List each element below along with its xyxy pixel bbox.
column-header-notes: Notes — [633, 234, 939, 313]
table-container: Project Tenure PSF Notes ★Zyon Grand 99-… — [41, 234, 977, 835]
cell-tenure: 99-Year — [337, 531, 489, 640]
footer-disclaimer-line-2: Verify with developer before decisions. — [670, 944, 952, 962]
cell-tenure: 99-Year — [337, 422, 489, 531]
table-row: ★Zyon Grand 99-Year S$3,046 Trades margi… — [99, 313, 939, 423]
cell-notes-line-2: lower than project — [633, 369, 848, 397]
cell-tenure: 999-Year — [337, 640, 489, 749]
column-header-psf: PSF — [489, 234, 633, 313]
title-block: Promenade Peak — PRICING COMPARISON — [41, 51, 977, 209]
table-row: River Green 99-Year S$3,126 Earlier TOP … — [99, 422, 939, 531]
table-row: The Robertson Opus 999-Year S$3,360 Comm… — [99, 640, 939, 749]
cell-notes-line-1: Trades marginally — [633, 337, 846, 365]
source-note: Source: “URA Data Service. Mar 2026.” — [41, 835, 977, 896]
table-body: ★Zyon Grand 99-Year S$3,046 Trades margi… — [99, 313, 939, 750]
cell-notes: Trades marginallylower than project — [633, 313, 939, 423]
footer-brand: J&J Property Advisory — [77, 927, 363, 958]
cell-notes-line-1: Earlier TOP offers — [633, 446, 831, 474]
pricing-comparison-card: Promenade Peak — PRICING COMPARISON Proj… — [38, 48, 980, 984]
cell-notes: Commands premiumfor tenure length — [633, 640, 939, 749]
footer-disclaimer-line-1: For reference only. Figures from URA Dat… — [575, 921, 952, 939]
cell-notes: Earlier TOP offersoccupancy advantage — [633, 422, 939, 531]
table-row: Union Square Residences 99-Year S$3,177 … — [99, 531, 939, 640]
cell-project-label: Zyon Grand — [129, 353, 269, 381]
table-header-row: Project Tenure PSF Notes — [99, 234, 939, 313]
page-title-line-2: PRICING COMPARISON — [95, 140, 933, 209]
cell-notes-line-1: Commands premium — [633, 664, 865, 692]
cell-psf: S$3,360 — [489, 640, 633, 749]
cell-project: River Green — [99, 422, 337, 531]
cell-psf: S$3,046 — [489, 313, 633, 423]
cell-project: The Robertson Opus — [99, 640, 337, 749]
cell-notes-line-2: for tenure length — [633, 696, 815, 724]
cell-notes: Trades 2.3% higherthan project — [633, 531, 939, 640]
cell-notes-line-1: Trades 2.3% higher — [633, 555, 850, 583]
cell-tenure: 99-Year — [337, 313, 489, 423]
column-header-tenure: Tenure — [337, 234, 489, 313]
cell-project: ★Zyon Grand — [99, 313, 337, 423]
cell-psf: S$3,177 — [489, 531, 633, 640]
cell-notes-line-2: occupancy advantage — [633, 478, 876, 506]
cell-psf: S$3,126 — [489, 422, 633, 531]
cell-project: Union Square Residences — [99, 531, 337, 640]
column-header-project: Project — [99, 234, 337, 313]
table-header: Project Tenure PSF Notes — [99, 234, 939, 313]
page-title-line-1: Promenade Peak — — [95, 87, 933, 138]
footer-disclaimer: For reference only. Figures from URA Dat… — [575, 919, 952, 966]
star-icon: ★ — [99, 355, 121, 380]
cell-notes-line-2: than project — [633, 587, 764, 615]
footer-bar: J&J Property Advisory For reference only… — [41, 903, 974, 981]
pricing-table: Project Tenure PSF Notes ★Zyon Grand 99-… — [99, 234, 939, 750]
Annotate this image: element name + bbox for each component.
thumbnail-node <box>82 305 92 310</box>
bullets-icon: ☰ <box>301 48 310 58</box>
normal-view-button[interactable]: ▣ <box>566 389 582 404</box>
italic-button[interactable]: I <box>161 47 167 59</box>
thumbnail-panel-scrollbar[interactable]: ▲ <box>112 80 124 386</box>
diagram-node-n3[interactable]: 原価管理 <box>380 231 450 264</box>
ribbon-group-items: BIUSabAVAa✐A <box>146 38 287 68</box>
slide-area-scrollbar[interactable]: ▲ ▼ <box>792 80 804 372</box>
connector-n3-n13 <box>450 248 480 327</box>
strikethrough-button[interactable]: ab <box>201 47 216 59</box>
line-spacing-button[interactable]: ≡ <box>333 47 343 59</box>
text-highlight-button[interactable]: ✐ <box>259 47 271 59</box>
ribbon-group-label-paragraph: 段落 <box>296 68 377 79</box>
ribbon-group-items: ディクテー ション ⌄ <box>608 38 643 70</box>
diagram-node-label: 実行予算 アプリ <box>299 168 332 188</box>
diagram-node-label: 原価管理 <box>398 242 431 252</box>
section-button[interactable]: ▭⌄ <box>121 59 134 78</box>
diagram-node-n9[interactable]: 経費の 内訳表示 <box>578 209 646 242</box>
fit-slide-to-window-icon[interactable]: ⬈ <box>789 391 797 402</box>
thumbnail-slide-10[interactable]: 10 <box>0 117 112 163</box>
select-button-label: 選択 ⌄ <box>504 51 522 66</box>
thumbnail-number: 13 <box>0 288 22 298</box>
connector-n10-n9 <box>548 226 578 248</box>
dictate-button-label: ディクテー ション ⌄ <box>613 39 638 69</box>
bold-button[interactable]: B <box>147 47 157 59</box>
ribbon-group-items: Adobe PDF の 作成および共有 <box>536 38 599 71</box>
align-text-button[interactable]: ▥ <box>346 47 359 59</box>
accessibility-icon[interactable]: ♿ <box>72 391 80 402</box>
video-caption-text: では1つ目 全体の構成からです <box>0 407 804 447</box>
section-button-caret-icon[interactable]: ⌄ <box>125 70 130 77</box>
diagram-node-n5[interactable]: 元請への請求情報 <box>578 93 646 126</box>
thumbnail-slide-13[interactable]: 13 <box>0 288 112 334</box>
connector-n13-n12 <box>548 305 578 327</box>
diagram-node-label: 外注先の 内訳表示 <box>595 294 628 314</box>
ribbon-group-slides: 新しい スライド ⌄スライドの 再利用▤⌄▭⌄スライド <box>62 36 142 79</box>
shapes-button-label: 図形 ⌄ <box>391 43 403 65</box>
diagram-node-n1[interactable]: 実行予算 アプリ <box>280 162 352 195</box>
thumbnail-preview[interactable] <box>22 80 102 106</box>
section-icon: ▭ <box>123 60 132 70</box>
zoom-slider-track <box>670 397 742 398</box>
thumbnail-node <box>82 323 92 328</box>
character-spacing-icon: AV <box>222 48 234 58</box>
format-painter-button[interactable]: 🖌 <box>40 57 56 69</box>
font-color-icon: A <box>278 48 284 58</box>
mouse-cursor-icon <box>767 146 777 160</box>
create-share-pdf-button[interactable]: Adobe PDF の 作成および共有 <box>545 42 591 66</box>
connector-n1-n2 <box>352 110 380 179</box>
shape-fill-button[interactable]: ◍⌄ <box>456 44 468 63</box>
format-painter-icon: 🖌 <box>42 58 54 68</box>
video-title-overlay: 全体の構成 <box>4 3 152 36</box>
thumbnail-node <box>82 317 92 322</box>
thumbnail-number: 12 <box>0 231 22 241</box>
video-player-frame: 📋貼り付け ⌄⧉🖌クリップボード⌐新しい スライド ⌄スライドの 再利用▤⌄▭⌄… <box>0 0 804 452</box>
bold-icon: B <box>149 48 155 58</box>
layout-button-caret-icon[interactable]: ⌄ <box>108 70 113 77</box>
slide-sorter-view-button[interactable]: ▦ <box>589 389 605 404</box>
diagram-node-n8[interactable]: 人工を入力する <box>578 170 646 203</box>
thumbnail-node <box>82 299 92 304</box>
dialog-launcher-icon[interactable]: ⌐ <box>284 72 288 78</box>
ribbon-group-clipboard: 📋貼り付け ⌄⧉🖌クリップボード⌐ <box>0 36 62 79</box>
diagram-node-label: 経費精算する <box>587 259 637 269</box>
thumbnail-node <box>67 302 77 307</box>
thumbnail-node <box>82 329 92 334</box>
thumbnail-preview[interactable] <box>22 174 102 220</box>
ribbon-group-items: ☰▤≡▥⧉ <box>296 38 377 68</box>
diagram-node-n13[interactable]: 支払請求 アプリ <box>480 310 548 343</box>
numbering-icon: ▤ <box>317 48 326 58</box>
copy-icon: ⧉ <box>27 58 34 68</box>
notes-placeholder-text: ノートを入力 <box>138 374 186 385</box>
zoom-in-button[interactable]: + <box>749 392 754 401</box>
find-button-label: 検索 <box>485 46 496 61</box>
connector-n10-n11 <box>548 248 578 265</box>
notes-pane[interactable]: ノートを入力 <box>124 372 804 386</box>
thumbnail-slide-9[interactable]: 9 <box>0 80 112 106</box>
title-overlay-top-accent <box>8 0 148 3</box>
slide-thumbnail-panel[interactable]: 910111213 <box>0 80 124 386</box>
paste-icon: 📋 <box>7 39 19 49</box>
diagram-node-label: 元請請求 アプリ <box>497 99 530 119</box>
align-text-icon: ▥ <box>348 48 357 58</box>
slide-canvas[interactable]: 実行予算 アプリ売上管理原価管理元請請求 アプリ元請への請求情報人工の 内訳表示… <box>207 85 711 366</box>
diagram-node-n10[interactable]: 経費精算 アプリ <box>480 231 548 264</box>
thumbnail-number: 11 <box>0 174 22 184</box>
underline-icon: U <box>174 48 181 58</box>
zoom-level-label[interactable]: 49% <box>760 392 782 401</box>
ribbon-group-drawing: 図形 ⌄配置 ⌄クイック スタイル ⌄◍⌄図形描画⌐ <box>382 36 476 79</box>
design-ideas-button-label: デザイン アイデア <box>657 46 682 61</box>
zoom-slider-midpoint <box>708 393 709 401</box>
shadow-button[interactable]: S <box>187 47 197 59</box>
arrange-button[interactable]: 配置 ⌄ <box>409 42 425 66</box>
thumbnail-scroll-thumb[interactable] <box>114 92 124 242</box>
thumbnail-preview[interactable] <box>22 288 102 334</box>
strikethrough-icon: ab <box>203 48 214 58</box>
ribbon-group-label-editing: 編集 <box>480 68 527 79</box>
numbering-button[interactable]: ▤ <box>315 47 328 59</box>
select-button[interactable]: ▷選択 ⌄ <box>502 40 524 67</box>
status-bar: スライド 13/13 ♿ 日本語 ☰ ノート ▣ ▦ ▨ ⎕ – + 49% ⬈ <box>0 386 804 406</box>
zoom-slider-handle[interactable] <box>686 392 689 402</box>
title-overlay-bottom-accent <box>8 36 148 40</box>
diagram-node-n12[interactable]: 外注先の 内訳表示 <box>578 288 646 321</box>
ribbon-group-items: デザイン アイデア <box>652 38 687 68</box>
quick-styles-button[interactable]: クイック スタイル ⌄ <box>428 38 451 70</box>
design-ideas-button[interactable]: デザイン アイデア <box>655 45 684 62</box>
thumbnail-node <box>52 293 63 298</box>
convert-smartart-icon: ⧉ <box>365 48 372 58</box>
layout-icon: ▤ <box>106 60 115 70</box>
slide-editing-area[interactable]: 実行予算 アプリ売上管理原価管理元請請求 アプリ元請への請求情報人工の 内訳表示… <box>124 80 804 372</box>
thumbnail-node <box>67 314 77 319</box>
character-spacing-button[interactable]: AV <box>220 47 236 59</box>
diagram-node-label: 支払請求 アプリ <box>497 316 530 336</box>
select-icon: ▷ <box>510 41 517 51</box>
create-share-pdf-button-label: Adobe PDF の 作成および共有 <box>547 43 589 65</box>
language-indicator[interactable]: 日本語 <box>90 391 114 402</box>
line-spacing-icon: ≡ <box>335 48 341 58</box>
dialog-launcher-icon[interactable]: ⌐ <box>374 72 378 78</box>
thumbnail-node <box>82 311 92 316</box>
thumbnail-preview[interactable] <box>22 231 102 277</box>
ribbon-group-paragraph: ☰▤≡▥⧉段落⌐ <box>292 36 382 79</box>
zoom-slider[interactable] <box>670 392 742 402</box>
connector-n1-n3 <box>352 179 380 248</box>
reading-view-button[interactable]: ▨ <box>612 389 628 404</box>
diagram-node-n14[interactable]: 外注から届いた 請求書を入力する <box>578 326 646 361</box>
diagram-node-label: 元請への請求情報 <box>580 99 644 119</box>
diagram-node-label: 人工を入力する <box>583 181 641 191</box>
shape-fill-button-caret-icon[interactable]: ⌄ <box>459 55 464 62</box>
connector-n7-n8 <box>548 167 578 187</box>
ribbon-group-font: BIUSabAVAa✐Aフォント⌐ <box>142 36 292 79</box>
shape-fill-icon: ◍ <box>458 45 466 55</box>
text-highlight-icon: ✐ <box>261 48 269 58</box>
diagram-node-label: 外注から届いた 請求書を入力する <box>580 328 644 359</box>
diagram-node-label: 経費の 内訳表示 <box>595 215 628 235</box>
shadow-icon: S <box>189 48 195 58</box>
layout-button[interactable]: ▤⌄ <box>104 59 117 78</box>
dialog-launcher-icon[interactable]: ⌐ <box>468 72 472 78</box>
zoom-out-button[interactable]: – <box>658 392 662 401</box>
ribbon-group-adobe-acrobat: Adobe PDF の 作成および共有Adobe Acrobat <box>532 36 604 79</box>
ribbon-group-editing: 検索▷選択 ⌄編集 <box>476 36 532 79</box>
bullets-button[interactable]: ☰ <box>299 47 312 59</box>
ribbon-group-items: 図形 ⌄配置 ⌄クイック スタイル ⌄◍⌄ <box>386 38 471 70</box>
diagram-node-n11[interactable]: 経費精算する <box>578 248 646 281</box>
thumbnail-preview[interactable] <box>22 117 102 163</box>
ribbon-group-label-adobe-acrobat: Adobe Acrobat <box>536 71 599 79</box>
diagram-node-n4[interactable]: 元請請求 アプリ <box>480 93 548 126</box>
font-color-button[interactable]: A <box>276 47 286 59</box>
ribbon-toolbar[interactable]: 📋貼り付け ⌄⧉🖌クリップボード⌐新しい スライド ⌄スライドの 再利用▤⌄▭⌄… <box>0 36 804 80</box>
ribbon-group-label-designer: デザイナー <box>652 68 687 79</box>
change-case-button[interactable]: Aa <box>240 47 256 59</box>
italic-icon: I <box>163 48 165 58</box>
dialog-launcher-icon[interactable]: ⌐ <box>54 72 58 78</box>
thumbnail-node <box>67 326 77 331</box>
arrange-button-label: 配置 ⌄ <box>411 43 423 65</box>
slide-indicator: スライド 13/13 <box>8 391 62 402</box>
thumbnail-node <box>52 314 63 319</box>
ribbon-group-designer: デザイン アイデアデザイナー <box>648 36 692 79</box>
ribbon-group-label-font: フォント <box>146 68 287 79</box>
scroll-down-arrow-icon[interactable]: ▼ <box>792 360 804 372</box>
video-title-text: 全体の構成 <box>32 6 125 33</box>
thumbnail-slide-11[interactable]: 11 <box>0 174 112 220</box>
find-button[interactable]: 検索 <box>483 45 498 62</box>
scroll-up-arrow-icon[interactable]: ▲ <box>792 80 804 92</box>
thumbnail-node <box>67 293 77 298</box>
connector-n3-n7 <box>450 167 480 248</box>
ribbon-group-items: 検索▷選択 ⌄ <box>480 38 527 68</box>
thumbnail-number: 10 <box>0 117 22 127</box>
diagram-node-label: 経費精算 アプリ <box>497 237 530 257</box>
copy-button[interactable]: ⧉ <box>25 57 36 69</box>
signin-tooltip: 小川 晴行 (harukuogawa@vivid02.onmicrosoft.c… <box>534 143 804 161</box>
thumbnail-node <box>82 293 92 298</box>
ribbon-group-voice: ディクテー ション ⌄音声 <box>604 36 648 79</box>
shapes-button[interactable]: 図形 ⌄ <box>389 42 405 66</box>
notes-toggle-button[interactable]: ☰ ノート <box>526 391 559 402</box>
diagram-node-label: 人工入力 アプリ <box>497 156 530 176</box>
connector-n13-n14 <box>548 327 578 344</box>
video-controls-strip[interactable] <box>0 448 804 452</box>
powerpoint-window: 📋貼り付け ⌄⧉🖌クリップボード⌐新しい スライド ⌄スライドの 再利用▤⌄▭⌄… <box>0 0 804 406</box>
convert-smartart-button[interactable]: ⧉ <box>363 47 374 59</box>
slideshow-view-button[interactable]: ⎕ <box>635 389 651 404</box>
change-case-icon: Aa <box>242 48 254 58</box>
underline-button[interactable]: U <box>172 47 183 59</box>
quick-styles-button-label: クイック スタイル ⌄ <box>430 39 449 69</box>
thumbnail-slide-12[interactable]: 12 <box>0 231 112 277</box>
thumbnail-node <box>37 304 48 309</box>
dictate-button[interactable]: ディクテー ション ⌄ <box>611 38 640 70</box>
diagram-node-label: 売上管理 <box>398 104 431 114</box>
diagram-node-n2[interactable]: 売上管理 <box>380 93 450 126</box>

### Given task
Reproduce the records verbatim, starting with their first line and continuing through the line containing "table-row: ★Zyon Grand", with both of those lines included.

### Task response
List each element below along with its xyxy pixel bbox.
column-header-notes: Notes — [633, 234, 939, 313]
table-container: Project Tenure PSF Notes ★Zyon Grand 99-… — [41, 234, 977, 835]
cell-tenure: 99-Year — [337, 531, 489, 640]
footer-disclaimer-line-2: Verify with developer before decisions. — [670, 944, 952, 962]
cell-tenure: 99-Year — [337, 422, 489, 531]
table-row: ★Zyon Grand 99-Year S$3,046 Trades margi… — [99, 313, 939, 423]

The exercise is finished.